---------- DATA SUPPLIED ----------

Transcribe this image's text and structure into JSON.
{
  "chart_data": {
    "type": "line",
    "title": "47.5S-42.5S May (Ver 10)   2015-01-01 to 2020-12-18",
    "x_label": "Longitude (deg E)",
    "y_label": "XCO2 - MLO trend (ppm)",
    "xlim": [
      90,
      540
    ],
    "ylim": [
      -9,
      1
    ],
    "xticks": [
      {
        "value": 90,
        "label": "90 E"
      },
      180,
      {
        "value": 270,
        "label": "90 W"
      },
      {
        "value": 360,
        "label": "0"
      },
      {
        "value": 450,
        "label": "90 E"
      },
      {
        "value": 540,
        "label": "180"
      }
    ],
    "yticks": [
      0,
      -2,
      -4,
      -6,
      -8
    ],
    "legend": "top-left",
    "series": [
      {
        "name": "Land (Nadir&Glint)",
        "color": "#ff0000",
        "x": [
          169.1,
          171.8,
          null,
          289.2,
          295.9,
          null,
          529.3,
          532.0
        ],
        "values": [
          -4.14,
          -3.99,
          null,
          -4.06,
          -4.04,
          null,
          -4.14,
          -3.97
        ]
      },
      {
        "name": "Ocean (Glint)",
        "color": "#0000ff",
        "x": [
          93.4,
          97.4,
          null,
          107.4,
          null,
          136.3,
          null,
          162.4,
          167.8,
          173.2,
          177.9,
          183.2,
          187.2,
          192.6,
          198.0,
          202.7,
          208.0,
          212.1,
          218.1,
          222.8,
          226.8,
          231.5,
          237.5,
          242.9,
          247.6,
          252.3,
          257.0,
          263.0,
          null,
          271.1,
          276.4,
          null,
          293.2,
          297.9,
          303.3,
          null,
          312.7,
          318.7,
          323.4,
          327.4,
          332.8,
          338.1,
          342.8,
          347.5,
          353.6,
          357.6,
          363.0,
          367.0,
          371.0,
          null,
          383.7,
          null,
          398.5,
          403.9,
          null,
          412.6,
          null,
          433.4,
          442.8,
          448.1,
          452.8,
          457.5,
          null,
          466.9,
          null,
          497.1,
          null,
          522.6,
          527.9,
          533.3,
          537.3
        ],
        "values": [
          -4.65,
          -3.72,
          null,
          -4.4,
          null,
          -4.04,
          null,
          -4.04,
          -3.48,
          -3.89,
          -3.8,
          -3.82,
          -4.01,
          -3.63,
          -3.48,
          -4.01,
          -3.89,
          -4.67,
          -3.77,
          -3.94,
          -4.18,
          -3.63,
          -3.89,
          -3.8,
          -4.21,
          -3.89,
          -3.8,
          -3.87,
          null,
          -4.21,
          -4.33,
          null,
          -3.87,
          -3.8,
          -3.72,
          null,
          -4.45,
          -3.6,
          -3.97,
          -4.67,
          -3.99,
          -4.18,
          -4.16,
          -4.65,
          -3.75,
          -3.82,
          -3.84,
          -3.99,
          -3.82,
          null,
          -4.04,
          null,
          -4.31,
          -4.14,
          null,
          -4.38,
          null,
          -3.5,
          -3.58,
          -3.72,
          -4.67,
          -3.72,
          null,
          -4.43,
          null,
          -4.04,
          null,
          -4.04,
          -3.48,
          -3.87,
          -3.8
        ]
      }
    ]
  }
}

----------
---------- DATA SUPPLIED ----------

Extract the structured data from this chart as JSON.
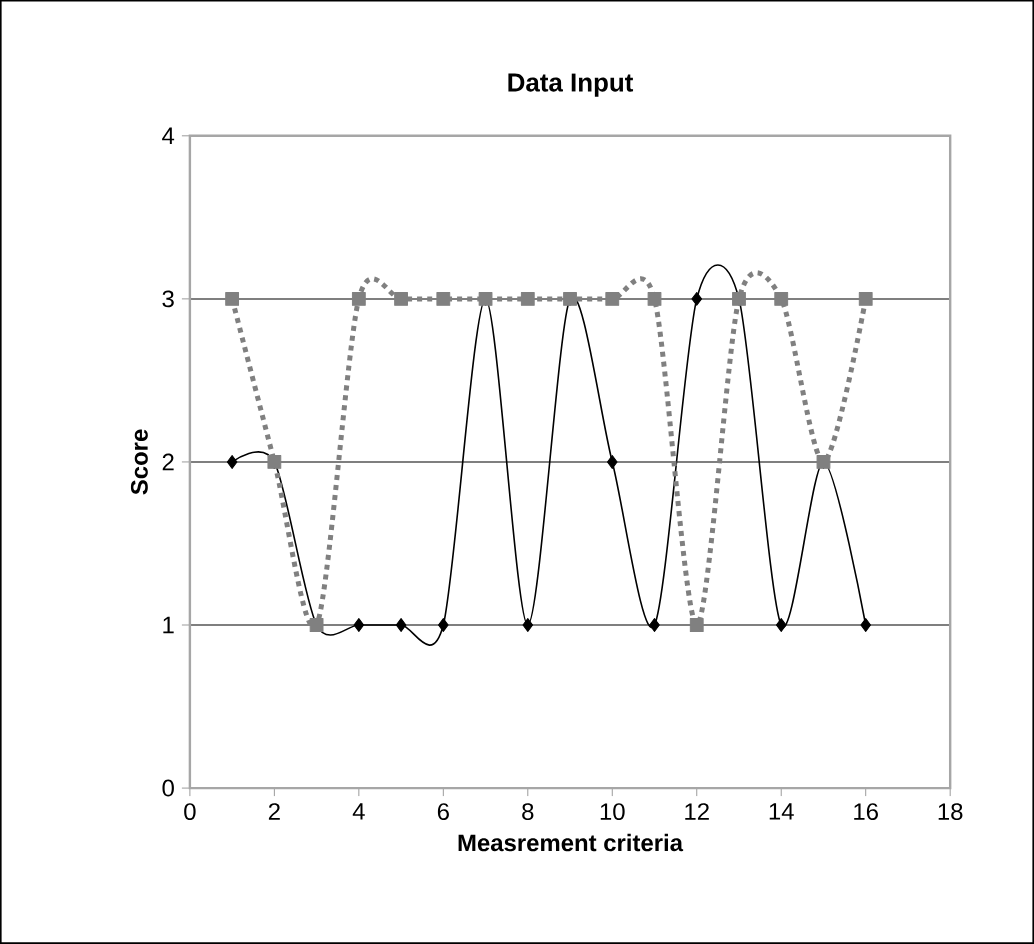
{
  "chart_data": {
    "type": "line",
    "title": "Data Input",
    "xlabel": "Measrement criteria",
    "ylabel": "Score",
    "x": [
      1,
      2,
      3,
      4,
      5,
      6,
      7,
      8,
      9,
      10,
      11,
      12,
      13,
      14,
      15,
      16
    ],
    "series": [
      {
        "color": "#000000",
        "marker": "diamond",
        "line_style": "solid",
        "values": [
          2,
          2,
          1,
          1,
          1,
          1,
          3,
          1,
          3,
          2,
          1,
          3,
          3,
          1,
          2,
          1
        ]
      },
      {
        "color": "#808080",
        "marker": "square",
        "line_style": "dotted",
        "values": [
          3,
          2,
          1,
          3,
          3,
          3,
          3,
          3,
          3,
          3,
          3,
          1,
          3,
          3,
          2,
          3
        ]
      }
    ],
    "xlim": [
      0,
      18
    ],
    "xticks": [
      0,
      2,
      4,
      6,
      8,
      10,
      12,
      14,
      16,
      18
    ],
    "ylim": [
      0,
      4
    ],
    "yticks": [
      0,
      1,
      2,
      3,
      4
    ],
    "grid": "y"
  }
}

----------
---------- DATA SUPPLIED ----------

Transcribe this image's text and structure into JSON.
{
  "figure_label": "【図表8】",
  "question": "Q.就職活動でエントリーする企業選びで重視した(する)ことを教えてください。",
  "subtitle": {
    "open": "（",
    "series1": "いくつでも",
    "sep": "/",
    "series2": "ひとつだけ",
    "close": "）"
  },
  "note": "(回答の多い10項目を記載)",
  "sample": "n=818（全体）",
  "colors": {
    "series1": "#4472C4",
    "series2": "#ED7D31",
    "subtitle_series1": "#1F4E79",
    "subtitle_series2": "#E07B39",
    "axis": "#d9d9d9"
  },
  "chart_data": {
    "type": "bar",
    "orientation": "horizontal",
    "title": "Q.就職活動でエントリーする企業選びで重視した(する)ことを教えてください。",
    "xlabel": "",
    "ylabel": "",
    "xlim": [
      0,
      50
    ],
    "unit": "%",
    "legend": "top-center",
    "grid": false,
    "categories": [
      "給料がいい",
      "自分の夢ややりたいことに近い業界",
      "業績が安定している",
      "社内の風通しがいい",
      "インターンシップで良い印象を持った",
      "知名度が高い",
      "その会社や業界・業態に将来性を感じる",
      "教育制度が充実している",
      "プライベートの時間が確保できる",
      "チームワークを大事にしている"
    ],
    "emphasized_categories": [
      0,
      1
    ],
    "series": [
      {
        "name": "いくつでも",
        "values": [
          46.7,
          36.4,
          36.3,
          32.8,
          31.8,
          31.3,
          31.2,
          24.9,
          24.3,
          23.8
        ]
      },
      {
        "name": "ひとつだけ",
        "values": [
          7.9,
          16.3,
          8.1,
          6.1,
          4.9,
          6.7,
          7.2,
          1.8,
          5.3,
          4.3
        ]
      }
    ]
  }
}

----------

> DIRECTION
How many lines in the records above contain the word "就職活動でエントリーする企業選びで重視した"? Give only the number.

> SOLUTION
2